##### Extracted data #####

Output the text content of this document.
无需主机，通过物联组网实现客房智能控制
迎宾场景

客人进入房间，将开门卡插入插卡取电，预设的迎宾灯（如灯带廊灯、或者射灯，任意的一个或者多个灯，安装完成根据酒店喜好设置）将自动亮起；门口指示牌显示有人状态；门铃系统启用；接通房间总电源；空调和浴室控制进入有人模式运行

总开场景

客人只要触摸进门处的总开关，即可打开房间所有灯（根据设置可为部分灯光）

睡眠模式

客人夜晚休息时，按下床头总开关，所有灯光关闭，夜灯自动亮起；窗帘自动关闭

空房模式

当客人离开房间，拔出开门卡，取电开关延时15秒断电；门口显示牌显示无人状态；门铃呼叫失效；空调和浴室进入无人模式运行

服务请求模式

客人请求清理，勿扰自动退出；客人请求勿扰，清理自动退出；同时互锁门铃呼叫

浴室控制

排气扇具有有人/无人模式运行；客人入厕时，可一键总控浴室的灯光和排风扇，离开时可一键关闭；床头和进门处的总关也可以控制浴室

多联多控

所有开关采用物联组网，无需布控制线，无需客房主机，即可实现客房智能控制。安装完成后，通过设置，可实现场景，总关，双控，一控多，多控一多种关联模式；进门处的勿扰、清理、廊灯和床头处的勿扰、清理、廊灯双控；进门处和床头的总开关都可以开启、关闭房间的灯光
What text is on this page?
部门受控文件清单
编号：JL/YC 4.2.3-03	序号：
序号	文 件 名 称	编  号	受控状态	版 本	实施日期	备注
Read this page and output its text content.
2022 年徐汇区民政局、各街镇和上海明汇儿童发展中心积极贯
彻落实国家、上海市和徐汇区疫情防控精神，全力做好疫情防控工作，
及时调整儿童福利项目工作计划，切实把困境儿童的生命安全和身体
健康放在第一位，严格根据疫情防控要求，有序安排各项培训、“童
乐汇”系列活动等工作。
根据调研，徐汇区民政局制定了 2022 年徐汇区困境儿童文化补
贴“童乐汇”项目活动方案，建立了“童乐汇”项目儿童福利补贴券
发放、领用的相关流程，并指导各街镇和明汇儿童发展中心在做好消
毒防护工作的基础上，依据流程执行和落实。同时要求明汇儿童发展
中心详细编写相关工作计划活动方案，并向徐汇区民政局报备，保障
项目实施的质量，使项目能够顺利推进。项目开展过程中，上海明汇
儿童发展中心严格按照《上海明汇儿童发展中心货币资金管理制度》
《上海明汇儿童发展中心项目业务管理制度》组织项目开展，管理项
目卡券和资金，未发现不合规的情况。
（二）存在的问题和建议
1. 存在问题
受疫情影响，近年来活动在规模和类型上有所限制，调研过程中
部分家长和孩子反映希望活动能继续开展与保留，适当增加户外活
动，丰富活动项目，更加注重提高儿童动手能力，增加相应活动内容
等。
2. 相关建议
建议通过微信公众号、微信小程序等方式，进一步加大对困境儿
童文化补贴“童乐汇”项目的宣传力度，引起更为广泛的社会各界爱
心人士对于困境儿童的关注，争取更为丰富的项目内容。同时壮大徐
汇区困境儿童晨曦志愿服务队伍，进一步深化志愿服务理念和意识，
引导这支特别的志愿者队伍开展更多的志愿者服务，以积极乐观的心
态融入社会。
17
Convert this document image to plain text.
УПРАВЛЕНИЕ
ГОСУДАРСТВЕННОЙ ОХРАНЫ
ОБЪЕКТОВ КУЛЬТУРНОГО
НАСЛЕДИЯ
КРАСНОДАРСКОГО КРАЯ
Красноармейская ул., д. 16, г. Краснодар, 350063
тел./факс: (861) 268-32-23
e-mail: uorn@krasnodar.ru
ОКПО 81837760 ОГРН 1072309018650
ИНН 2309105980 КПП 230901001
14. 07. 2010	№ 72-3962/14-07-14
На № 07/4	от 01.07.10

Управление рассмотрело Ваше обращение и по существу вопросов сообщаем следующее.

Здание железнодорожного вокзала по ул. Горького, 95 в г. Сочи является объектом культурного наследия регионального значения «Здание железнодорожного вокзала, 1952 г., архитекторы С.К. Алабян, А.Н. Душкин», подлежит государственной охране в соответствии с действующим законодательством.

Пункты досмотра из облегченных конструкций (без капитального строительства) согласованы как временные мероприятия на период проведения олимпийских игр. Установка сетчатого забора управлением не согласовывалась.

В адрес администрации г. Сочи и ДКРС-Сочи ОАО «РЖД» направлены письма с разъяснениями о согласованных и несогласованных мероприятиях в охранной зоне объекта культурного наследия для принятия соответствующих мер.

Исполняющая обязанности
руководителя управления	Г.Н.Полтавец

#####

## Exercise prompt
Repeat every line of the material exactly as given.

## Answer for the task
Output the text content of this document.
无需主机，通过物联组网实现客房智能控制
迎宾场景

客人进入房间，将开门卡插入插卡取电，预设的迎宾灯（如灯带廊灯、或者射灯，任意的一个或者多个灯，安装完成根据酒店喜好设置）将自动亮起；门口指示牌显示有人状态；门铃系统启用；接通房间总电源；空调和浴室控制进入有人模式运行

总开场景

客人只要触摸进门处的总开关，即可打开房间所有灯（根据设置可为部分灯光）

睡眠模式

客人夜晚休息时，按下床头总开关，所有灯光关闭，夜灯自动亮起；窗帘自动关闭

空房模式

当客人离开房间，拔出开门卡，取电开关延时15秒断电；门口显示牌显示无人状态；门铃呼叫失效；空调和浴室进入无人模式运行

服务请求模式

客人请求清理，勿扰自动退出；客人请求勿扰，清理自动退出；同时互锁门铃呼叫

浴室控制

排气扇具有有人/无人模式运行；客人入厕时，可一键总控浴室的灯光和排风扇，离开时可一键关闭；床头和进门处的总关也可以控制浴室

多联多控

所有开关采用物联组网，无需布控制线，无需客房主机，即可实现客房智能控制。安装完成后，通过设置，可实现场景，总关，双控，一控多，多控一多种关联模式；进门处的勿扰、清理、廊灯和床头处的勿扰、清理、廊灯双控；进门处和床头的总开关都可以开启、关闭房间的灯光
What text is on this page?
部门受控文件清单
编号：JL/YC 4.2.3-03	序号：
序号	文 件 名 称	编  号	受控状态	版 本	实施日期	备注
Read this page and output its text content.
2022 年徐汇区民政局、各街镇和上海明汇儿童发展中心积极贯
彻落实国家、上海市和徐汇区疫情防控精神，全力做好疫情防控工作，
及时调整儿童福利项目工作计划，切实把困境儿童的生命安全和身体
健康放在第一位，严格根据疫情防控要求，有序安排各项培训、“童
乐汇”系列活动等工作。
根据调研，徐汇区民政局制定了 2022 年徐汇区困境儿童文化补
贴“童乐汇”项目活动方案，建立了“童乐汇”项目儿童福利补贴券
发放、领用的相关流程，并指导各街镇和明汇儿童发展中心在做好消
毒防护工作的基础上，依据流程执行和落实。同时要求明汇儿童发展
中心详细编写相关工作计划活动方案，并向徐汇区民政局报备，保障
项目实施的质量，使项目能够顺利推进。项目开展过程中，上海明汇
儿童发展中心严格按照《上海明汇儿童发展中心货币资金管理制度》
《上海明汇儿童发展中心项目业务管理制度》组织项目开展，管理项
目卡券和资金，未发现不合规的情况。
（二）存在的问题和建议
1. 存在问题
受疫情影响，近年来活动在规模和类型上有所限制，调研过程中
部分家长和孩子反映希望活动能继续开展与保留，适当增加户外活
动，丰富活动项目，更加注重提高儿童动手能力，增加相应活动内容
等。
2. 相关建议
建议通过微信公众号、微信小程序等方式，进一步加大对困境儿
童文化补贴“童乐汇”项目的宣传力度，引起更为广泛的社会各界爱
心人士对于困境儿童的关注，争取更为丰富的项目内容。同时壮大徐
汇区困境儿童晨曦志愿服务队伍，进一步深化志愿服务理念和意识，
引导这支特别的志愿者队伍开展更多的志愿者服务，以积极乐观的心
态融入社会。
17
Convert this document image to plain text.
УПРАВЛЕНИЕ
ГОСУДАРСТВЕННОЙ ОХРАНЫ
ОБЪЕКТОВ КУЛЬТУРНОГО
НАСЛЕДИЯ
КРАСНОДАРСКОГО КРАЯ
Красноармейская ул., д. 16, г. Краснодар, 350063
тел./факс: (861) 268-32-23
e-mail: uorn@krasnodar.ru
ОКПО 81837760 ОГРН 1072309018650
ИНН 2309105980 КПП 230901001
14. 07. 2010	№ 72-3962/14-07-14
На № 07/4	от 01.07.10

Управление рассмотрело Ваше обращение и по существу вопросов сообщаем следующее.

Здание железнодорожного вокзала по ул. Горького, 95 в г. Сочи является объектом культурного наследия регионального значения «Здание железнодорожного вокзала, 1952 г., архитекторы С.К. Алабян, А.Н. Душкин», подлежит государственной охране в соответствии с действующим законодательством.

Пункты досмотра из облегченных конструкций (без капитального строительства) согласованы как временные мероприятия на период проведения олимпийских игр. Установка сетчатого забора управлением не согласовывалась.

В адрес администрации г. Сочи и ДКРС-Сочи ОАО «РЖД» направлены письма с разъяснениями о согласованных и несогласованных мероприятиях в охранной зоне объекта культурного наследия для принятия соответствующих мер.

Исполняющая обязанности
руководителя управления	Г.Н.Полтавец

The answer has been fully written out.